__Task objective__. Transcribe all of the material exactly, except for its pictures.

__Data extract__.
== == ==
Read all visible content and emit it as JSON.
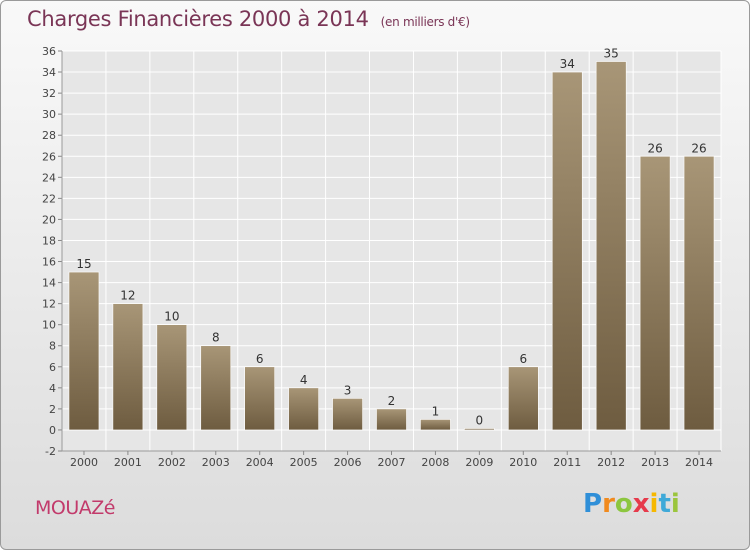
{
  "title": "Charges Financières 2000 à 2014",
  "unit_note": "(en milliers d'€)",
  "commune": "MOUAZé",
  "brand": {
    "name": "Proxiti",
    "letters": [
      "P",
      "r",
      "o",
      "x",
      "i",
      "t",
      "i"
    ]
  },
  "colors": {
    "bar_light": "#a89677",
    "bar_dark": "#6e5c40",
    "title": "#7a3556",
    "commune": "#c23a6b"
  },
  "chart_data": {
    "type": "bar",
    "title": "Charges Financières 2000 à 2014",
    "categories": [
      "2000",
      "2001",
      "2002",
      "2003",
      "2004",
      "2005",
      "2006",
      "2007",
      "2008",
      "2009",
      "2010",
      "2011",
      "2012",
      "2013",
      "2014"
    ],
    "values": [
      15,
      12,
      10,
      8,
      6,
      4,
      3,
      2,
      1,
      0,
      6,
      34,
      35,
      26,
      26
    ],
    "ylim": [
      -2,
      36
    ],
    "yticks": [
      -2,
      0,
      2,
      4,
      6,
      8,
      10,
      12,
      14,
      16,
      18,
      20,
      22,
      24,
      26,
      28,
      30,
      32,
      34,
      36
    ],
    "grid": true,
    "xlabel": "",
    "ylabel": ""
  }
}
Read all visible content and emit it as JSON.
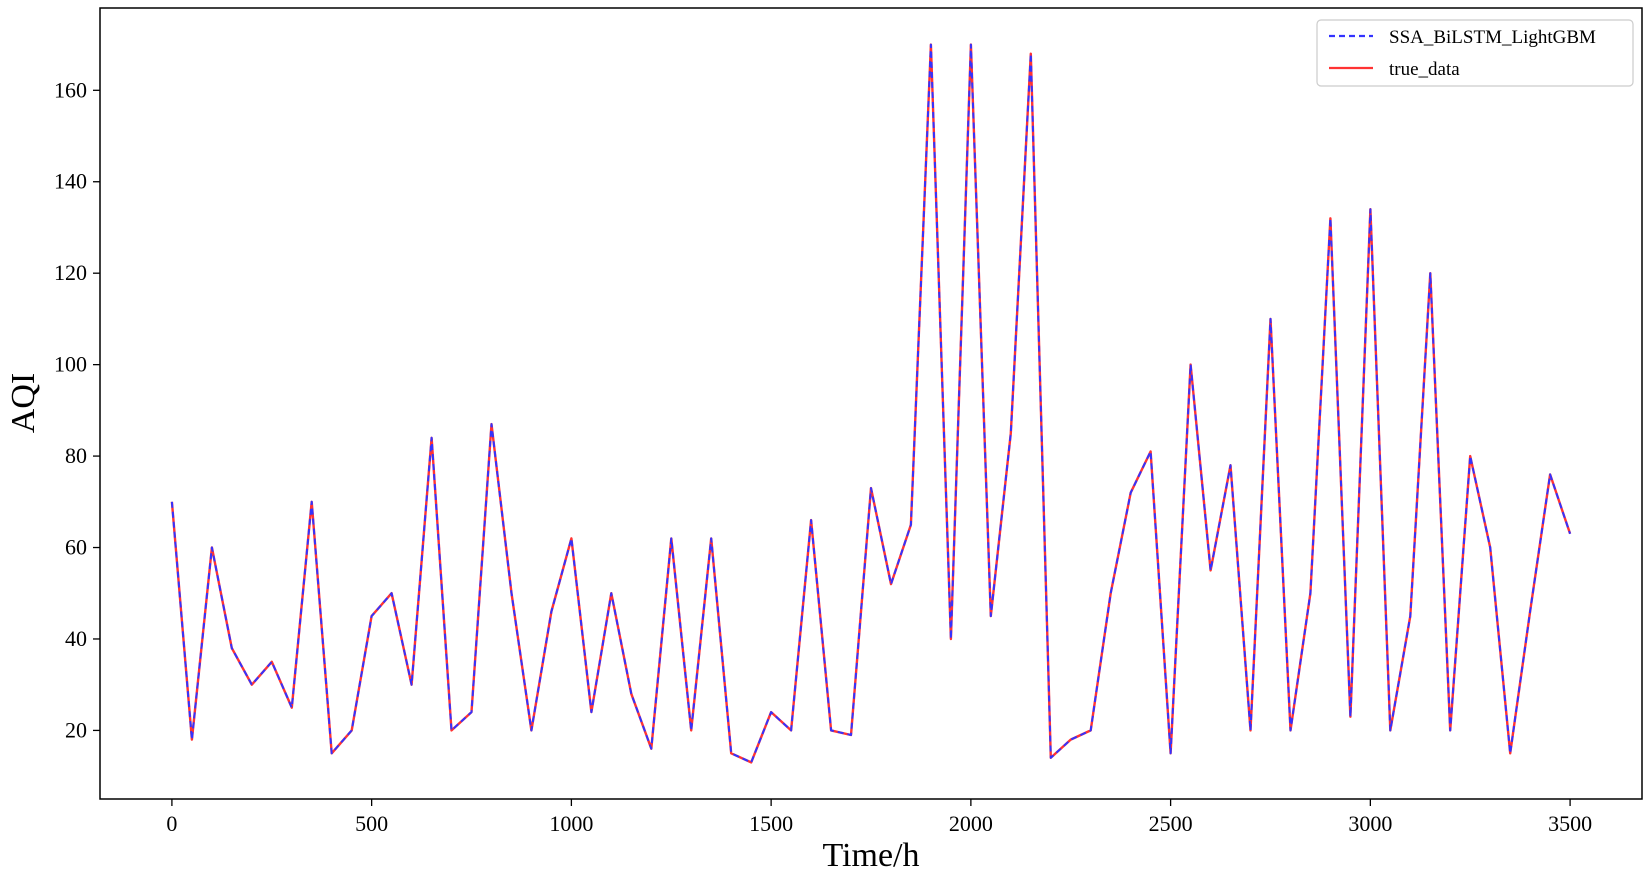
{
  "chart_data": {
    "type": "line",
    "title": "",
    "xlabel": "Time/h",
    "ylabel": "AQI",
    "xlim": [
      -180,
      3680
    ],
    "ylim": [
      5,
      178
    ],
    "xticks": [
      0,
      500,
      1000,
      1500,
      2000,
      2500,
      3000,
      3500
    ],
    "yticks": [
      20,
      40,
      60,
      80,
      100,
      120,
      140,
      160
    ],
    "grid": false,
    "legend_position": "top-right",
    "x": [
      0,
      50,
      100,
      150,
      200,
      250,
      300,
      350,
      400,
      450,
      500,
      550,
      600,
      650,
      700,
      750,
      800,
      850,
      900,
      950,
      1000,
      1050,
      1100,
      1150,
      1200,
      1250,
      1300,
      1350,
      1400,
      1450,
      1500,
      1550,
      1600,
      1650,
      1700,
      1750,
      1800,
      1850,
      1900,
      1950,
      2000,
      2050,
      2100,
      2150,
      2200,
      2250,
      2300,
      2350,
      2400,
      2450,
      2500,
      2550,
      2600,
      2650,
      2700,
      2750,
      2800,
      2850,
      2900,
      2950,
      3000,
      3050,
      3100,
      3150,
      3200,
      3250,
      3300,
      3350,
      3400,
      3450,
      3500
    ],
    "series": [
      {
        "name": "SSA_BiLSTM_LightGBM",
        "color": "#3333ff",
        "style": "dashed",
        "values": [
          70,
          18,
          60,
          38,
          30,
          35,
          25,
          70,
          15,
          20,
          45,
          50,
          30,
          84,
          20,
          24,
          87,
          50,
          20,
          46,
          62,
          24,
          50,
          28,
          16,
          62,
          20,
          62,
          15,
          13,
          24,
          20,
          66,
          20,
          19,
          73,
          52,
          65,
          170,
          40,
          170,
          45,
          85,
          168,
          14,
          18,
          20,
          50,
          72,
          81,
          15,
          100,
          55,
          78,
          20,
          110,
          20,
          50,
          132,
          23,
          134,
          20,
          45,
          120,
          20,
          80,
          60,
          15,
          46,
          76,
          63
        ]
      },
      {
        "name": "true_data",
        "color": "#ff3333",
        "style": "solid",
        "values": [
          70,
          18,
          60,
          38,
          30,
          35,
          25,
          70,
          15,
          20,
          45,
          50,
          30,
          84,
          20,
          24,
          87,
          50,
          20,
          46,
          62,
          24,
          50,
          28,
          16,
          62,
          20,
          62,
          15,
          13,
          24,
          20,
          66,
          20,
          19,
          73,
          52,
          65,
          170,
          40,
          170,
          45,
          85,
          168,
          14,
          18,
          20,
          50,
          72,
          81,
          15,
          100,
          55,
          78,
          20,
          110,
          20,
          50,
          132,
          23,
          134,
          20,
          45,
          120,
          20,
          80,
          60,
          15,
          46,
          76,
          63
        ]
      }
    ]
  }
}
== == ==
__Final result__.
Read all visible content and emit it as JSON.
{
  "title": "Charges Financières 2000 à 2014",
  "unit_note": "(en milliers d'€)",
  "commune": "MOUAZé",
  "brand": {
    "name": "Proxiti",
    "letters": [
      "P",
      "r",
      "o",
      "x",
      "i",
      "t",
      "i"
    ]
  },
  "colors": {
    "bar_light": "#a89677",
    "bar_dark": "#6e5c40",
    "title": "#7a3556",
    "commune": "#c23a6b"
  },
  "chart_data": {
    "type": "bar",
    "title": "Charges Financières 2000 à 2014",
    "categories": [
      "2000",
      "2001",
      "2002",
      "2003",
      "2004",
      "2005",
      "2006",
      "2007",
      "2008",
      "2009",
      "2010",
      "2011",
      "2012",
      "2013",
      "2014"
    ],
    "values": [
      15,
      12,
      10,
      8,
      6,
      4,
      3,
      2,
      1,
      0,
      6,
      34,
      35,
      26,
      26
    ],
    "ylim": [
      -2,
      36
    ],
    "yticks": [
      -2,
      0,
      2,
      4,
      6,
      8,
      10,
      12,
      14,
      16,
      18,
      20,
      22,
      24,
      26,
      28,
      30,
      32,
      34,
      36
    ],
    "grid": true,
    "xlabel": "",
    "ylabel": ""
  }
}
Read all visible content and emit it as JSON.
{
  "chart_data": {
    "type": "line",
    "title": "",
    "xlabel": "Time/h",
    "ylabel": "AQI",
    "xlim": [
      -180,
      3680
    ],
    "ylim": [
      5,
      178
    ],
    "xticks": [
      0,
      500,
      1000,
      1500,
      2000,
      2500,
      3000,
      3500
    ],
    "yticks": [
      20,
      40,
      60,
      80,
      100,
      120,
      140,
      160
    ],
    "grid": false,
    "legend_position": "top-right",
    "x": [
      0,
      50,
      100,
      150,
      200,
      250,
      300,
      350,
      400,
      450,
      500,
      550,
      600,
      650,
      700,
      750,
      800,
      850,
      900,
      950,
      1000,
      1050,
      1100,
      1150,
      1200,
      1250,
      1300,
      1350,
      1400,
      1450,
      1500,
      1550,
      1600,
      1650,
      1700,
      1750,
      1800,
      1850,
      1900,
      1950,
      2000,
      2050,
      2100,
      2150,
      2200,
      2250,
      2300,
      2350,
      2400,
      2450,
      2500,
      2550,
      2600,
      2650,
      2700,
      2750,
      2800,
      2850,
      2900,
      2950,
      3000,
      3050,
      3100,
      3150,
      3200,
      3250,
      3300,
      3350,
      3400,
      3450,
      3500
    ],
    "series": [
      {
        "name": "SSA_BiLSTM_LightGBM",
        "color": "#3333ff",
        "style": "dashed",
        "values": [
          70,
          18,
          60,
          38,
          30,
          35,
          25,
          70,
          15,
          20,
          45,
          50,
          30,
          84,
          20,
          24,
          87,
          50,
          20,
          46,
          62,
          24,
          50,
          28,
          16,
          62,
          20,
          62,
          15,
          13,
          24,
          20,
          66,
          20,
          19,
          73,
          52,
          65,
          170,
          40,
          170,
          45,
          85,
          168,
          14,
          18,
          20,
          50,
          72,
          81,
          15,
          100,
          55,
          78,
          20,
          110,
          20,
          50,
          132,
          23,
          134,
          20,
          45,
          120,
          20,
          80,
          60,
          15,
          46,
          76,
          63
        ]
      },
      {
        "name": "true_data",
        "color": "#ff3333",
        "style": "solid",
        "values": [
          70,
          18,
          60,
          38,
          30,
          35,
          25,
          70,
          15,
          20,
          45,
          50,
          30,
          84,
          20,
          24,
          87,
          50,
          20,
          46,
          62,
          24,
          50,
          28,
          16,
          62,
          20,
          62,
          15,
          13,
          24,
          20,
          66,
          20,
          19,
          73,
          52,
          65,
          170,
          40,
          170,
          45,
          85,
          168,
          14,
          18,
          20,
          50,
          72,
          81,
          15,
          100,
          55,
          78,
          20,
          110,
          20,
          50,
          132,
          23,
          134,
          20,
          45,
          120,
          20,
          80,
          60,
          15,
          46,
          76,
          63
        ]
      }
    ]
  }
}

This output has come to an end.